Copy out all lines that hold "Commercial".

--- begin PROVIDED ENTRIES ---

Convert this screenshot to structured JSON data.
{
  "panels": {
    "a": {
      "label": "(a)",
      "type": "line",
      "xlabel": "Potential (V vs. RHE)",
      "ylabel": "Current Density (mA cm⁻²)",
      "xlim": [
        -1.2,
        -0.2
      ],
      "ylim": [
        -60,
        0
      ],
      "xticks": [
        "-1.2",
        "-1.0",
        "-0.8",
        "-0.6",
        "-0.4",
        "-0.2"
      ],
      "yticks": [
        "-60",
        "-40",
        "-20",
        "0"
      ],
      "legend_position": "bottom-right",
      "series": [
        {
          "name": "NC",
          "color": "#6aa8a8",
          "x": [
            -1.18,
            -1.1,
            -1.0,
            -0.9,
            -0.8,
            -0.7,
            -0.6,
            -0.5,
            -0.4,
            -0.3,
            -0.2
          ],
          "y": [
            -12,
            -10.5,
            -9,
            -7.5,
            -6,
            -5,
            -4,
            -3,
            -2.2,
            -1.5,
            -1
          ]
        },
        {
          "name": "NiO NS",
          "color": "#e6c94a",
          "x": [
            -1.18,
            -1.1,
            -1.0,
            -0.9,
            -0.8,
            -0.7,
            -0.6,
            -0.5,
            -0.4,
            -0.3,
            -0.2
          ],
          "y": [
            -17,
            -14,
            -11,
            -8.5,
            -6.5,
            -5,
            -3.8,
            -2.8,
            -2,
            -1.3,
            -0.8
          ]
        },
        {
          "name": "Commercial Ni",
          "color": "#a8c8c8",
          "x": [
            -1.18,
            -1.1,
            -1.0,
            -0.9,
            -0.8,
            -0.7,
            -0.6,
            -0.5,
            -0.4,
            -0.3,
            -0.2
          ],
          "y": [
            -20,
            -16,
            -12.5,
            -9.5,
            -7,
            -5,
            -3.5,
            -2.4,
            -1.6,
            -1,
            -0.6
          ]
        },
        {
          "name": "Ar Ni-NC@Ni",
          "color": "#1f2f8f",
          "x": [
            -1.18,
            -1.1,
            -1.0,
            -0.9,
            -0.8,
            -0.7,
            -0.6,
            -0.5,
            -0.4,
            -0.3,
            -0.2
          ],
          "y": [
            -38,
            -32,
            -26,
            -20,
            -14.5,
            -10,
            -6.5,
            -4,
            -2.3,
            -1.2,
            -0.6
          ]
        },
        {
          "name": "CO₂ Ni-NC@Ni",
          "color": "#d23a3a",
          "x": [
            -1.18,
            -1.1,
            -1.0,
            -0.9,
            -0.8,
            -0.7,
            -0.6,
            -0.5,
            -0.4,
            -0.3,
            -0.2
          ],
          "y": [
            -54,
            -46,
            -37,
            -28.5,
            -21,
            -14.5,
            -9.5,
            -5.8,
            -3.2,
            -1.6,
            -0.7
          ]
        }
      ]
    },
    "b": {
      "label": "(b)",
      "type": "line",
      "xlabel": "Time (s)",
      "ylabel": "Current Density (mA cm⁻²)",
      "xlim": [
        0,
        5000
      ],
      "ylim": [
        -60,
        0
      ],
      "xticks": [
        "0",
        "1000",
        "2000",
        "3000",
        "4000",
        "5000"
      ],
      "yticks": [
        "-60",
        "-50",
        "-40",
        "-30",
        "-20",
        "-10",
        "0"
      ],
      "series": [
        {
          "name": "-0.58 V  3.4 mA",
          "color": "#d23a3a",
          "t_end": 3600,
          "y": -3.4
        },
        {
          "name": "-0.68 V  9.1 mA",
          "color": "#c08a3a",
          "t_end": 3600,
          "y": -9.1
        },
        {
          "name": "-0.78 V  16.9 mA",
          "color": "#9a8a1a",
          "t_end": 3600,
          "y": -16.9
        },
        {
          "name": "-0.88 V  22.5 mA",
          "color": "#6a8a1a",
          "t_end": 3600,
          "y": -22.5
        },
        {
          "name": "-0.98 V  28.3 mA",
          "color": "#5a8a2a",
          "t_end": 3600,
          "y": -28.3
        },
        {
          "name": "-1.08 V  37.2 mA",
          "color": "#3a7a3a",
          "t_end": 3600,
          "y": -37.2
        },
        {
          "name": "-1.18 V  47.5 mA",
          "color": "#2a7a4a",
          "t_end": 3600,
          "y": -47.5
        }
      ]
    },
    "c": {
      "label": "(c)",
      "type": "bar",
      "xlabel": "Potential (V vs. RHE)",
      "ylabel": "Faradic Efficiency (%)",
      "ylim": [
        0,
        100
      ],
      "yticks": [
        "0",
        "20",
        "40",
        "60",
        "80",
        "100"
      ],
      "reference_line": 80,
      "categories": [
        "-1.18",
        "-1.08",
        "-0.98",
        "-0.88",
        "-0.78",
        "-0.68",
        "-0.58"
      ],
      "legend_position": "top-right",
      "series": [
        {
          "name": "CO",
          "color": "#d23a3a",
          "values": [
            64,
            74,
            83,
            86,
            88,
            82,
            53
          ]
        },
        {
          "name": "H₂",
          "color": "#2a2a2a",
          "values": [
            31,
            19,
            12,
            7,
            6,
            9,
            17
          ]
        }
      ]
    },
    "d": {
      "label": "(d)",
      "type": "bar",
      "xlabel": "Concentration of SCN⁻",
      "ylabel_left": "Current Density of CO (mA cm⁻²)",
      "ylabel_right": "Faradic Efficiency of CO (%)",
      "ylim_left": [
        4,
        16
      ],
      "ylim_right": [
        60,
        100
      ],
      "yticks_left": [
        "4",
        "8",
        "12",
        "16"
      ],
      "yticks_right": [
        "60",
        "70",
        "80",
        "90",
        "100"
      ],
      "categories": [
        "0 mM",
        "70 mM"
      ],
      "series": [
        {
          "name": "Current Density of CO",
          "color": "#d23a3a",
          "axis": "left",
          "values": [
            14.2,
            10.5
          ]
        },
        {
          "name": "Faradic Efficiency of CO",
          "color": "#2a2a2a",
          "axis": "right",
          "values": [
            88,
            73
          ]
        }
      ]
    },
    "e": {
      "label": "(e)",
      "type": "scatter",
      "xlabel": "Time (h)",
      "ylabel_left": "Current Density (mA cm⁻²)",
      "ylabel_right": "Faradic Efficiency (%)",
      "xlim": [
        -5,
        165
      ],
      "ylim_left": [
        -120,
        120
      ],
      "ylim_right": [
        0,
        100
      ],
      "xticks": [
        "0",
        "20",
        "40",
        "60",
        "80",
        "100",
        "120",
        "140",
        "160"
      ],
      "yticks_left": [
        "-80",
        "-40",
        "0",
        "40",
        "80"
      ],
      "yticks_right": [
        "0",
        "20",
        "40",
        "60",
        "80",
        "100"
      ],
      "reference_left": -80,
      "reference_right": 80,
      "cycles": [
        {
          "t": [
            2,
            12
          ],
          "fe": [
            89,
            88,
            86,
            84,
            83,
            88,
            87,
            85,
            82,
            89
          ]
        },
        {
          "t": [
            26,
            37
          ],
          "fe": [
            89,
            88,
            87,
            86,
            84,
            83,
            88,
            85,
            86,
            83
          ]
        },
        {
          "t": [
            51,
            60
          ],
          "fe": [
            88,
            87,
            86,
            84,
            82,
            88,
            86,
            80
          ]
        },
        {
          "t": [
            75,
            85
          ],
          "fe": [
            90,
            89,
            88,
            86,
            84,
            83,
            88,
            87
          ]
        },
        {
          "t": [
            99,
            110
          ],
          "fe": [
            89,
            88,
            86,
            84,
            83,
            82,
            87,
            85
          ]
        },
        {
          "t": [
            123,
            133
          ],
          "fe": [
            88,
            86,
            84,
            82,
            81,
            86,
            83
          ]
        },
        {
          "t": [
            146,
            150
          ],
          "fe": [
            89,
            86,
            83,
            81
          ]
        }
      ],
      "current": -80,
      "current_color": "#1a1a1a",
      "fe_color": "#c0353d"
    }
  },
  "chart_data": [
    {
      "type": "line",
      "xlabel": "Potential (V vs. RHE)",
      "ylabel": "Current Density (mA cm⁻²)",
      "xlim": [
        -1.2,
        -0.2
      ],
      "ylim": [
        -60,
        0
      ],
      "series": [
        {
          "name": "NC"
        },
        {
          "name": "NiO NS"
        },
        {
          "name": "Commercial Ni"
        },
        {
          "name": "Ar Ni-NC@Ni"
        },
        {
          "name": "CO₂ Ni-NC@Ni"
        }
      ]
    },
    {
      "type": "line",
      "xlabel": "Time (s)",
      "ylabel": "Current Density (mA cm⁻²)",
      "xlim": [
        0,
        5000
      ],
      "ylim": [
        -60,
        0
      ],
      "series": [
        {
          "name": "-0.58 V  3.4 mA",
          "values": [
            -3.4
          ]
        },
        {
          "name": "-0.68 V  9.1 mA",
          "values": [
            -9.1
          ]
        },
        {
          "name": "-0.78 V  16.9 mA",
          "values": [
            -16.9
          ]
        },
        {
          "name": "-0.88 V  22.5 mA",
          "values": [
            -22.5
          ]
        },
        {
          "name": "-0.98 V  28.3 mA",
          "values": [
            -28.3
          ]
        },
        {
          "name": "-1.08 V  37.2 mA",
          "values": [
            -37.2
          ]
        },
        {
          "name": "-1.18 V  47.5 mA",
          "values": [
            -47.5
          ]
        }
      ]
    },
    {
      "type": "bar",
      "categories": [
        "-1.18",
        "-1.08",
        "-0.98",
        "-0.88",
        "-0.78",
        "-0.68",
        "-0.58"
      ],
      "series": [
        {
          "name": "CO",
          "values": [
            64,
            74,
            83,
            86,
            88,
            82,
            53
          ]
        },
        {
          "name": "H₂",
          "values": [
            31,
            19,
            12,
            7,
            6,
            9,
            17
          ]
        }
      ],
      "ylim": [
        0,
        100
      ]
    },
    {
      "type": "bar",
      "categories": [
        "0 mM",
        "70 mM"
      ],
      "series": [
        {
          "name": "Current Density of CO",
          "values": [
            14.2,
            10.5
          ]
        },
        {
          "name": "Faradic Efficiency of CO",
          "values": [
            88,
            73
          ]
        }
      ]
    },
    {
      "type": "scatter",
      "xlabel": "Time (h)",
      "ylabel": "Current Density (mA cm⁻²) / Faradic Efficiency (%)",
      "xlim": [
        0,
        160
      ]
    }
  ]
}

--- end PROVIDED ENTRIES ---

- **ANSWER TO THE EXERCISE**
          "name": "Commercial Ni",
          "name": "Commercial Ni"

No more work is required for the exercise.